Work request → From the records, pick out and copy each line containing "Pflichtbuch".

*** Block opens ***

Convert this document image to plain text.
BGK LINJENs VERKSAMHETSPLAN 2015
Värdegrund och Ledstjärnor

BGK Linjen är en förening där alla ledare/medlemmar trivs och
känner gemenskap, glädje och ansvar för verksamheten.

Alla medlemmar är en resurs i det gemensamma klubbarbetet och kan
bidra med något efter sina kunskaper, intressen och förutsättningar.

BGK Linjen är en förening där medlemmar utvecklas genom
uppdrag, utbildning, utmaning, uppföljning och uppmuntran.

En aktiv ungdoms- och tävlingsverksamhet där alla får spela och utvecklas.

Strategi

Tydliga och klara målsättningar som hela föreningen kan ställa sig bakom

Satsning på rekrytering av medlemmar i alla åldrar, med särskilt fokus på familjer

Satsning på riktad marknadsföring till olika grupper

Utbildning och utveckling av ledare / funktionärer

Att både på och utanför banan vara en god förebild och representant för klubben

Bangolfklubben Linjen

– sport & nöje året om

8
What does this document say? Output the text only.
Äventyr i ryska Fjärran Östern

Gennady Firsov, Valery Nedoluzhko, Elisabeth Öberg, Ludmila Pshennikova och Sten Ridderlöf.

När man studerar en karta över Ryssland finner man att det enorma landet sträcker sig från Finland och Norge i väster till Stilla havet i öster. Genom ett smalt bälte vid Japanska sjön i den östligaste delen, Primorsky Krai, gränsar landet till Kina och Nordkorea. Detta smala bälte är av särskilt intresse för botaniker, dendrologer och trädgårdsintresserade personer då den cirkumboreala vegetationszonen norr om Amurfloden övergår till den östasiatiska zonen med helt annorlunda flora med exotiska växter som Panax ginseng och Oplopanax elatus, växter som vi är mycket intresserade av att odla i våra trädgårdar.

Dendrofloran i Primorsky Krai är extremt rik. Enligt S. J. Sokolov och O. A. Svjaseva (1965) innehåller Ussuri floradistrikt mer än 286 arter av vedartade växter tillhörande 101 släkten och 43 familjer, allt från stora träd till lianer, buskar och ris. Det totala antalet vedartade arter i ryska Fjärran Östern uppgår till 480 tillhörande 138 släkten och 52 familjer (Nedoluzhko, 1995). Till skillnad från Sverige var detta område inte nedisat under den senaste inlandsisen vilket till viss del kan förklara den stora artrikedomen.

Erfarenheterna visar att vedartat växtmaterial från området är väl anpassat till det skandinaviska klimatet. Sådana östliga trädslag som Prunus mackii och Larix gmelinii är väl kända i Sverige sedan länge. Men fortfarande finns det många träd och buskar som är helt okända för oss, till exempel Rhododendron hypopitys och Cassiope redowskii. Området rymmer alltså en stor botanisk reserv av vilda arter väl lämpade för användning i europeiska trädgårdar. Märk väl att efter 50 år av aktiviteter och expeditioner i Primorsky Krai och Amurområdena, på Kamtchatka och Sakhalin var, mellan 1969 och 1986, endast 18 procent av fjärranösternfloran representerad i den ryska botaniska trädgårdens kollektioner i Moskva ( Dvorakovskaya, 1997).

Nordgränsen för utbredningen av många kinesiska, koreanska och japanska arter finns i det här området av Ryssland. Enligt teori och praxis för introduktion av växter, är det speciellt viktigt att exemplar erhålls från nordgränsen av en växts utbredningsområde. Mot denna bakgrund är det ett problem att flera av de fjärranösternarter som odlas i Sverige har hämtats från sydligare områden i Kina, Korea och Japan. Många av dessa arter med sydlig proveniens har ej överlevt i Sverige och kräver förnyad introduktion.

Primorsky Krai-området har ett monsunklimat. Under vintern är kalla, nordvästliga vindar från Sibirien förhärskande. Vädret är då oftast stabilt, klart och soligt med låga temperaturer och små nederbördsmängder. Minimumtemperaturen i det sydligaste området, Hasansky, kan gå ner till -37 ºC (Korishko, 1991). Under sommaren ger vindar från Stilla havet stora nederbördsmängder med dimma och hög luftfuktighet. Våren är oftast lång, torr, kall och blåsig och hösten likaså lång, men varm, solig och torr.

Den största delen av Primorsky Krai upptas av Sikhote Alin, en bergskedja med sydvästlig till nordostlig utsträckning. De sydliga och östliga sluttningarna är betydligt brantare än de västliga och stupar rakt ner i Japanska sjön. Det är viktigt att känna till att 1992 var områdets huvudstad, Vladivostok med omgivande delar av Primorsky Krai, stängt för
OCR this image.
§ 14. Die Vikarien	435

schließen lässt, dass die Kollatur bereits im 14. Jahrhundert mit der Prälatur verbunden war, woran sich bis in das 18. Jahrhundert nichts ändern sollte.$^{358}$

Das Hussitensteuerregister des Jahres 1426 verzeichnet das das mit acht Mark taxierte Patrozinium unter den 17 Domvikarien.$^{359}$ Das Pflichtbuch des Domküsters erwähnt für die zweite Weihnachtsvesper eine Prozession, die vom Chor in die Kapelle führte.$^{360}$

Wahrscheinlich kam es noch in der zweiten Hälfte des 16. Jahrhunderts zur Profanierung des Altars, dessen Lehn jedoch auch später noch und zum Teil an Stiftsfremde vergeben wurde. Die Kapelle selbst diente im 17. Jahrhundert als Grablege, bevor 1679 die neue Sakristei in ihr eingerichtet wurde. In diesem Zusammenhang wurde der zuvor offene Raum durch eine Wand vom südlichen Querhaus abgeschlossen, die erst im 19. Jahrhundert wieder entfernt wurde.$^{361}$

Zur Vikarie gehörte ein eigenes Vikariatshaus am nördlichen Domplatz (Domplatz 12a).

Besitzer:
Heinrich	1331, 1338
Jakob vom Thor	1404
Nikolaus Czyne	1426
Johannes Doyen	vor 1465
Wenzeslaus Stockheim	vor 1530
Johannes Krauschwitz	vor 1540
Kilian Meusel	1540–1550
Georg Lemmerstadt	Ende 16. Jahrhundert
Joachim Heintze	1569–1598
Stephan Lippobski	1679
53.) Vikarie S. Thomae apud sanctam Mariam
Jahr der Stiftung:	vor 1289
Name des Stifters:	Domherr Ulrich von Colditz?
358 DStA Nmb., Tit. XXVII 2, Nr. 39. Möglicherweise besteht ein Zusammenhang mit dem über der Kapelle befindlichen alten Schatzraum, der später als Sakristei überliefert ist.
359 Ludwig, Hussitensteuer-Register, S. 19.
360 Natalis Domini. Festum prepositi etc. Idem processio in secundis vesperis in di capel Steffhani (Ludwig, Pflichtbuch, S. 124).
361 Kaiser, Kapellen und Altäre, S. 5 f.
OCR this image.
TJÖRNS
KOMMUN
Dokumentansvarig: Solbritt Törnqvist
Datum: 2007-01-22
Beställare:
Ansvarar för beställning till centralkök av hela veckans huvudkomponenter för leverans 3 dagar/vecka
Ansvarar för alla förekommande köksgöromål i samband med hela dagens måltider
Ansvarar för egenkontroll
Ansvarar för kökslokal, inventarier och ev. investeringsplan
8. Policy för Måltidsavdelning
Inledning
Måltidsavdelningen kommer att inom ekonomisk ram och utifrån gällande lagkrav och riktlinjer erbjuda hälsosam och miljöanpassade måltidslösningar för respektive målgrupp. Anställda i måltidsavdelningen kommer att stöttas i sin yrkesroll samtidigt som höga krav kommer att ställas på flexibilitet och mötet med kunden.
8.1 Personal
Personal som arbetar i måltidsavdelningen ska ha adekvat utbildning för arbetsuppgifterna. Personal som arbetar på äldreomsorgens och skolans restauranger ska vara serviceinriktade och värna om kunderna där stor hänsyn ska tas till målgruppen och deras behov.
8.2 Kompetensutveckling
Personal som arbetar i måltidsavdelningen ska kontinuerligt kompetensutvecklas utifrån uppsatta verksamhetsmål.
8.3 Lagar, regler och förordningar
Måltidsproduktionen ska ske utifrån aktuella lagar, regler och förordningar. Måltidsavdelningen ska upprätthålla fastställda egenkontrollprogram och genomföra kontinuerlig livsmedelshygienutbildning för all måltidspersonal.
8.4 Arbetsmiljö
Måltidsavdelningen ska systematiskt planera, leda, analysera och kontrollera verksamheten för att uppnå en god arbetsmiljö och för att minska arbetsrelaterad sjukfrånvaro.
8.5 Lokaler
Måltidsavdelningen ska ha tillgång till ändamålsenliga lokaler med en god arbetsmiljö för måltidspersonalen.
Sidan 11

*** Block closes ***

Result of this exercise →
Das Hussitensteuerregister des Jahres 1426 verzeichnet das das mit acht Mark taxierte Patrozinium unter den 17 Domvikarien.$^{359}$ Das Pflichtbuch des Domküsters erwähnt für die zweite Weihnachtsvesper eine Prozession, die vom Chor in die Kapelle führte.$^{360}$
360 Natalis Domini. Festum prepositi etc. Idem processio in secundis vesperis in di capel Steffhani (Ludwig, Pflichtbuch, S. 124).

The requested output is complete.